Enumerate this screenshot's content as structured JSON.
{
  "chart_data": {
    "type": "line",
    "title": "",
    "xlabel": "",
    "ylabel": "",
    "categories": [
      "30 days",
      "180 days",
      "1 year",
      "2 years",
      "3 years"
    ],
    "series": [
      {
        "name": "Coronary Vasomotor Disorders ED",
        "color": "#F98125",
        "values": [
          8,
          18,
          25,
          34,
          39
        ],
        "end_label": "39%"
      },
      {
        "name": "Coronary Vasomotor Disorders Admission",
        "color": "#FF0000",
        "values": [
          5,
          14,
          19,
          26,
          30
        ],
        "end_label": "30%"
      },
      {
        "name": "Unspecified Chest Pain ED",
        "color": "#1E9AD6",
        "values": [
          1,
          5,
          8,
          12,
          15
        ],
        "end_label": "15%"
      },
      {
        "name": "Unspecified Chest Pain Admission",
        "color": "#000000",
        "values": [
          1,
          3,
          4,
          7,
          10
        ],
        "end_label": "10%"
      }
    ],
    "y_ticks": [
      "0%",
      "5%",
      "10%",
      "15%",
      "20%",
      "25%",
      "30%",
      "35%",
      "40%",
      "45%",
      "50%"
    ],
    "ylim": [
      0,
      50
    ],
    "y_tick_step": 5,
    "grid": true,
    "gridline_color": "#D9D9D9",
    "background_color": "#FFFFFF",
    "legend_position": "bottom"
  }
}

**Task statement**
Copy every line of the material in which the word "name" occurs.

**Response below**
        "name": "Coronary Vasomotor Disorders ED",
        "name": "Coronary Vasomotor Disorders Admission",
        "name": "Unspecified Chest Pain ED",
        "name": "Unspecified Chest Pain Admission",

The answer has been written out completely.